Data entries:
-*-*-

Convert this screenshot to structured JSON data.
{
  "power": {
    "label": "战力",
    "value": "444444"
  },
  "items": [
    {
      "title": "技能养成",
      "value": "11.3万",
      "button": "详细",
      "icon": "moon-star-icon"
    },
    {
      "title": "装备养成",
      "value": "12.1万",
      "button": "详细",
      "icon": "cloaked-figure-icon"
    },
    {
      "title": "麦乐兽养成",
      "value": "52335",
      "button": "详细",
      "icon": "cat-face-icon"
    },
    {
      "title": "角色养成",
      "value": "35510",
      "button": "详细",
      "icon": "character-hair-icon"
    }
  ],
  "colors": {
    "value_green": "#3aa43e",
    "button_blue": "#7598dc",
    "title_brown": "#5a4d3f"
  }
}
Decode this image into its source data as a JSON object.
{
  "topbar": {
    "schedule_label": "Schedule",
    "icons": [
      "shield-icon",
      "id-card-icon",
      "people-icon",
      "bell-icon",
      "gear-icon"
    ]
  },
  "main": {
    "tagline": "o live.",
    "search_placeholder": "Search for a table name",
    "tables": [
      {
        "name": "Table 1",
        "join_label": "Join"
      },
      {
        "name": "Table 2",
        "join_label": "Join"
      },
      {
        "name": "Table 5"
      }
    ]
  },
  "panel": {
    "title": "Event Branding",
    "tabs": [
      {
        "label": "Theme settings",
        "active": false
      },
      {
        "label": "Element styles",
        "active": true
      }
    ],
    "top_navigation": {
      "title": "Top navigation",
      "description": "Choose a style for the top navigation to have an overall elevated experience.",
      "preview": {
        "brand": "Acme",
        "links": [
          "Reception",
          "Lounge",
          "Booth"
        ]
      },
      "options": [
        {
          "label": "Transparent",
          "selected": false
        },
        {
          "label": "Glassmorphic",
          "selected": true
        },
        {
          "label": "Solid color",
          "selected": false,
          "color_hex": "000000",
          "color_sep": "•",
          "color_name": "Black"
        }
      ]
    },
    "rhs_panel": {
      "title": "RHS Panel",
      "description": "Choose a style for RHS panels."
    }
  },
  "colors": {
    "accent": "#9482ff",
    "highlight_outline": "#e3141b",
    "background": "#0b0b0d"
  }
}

-*-*-

> [GOAL]: Count every line of the material above that holds the string "this", then state only the total.

> [FULL OUTPUT]: 2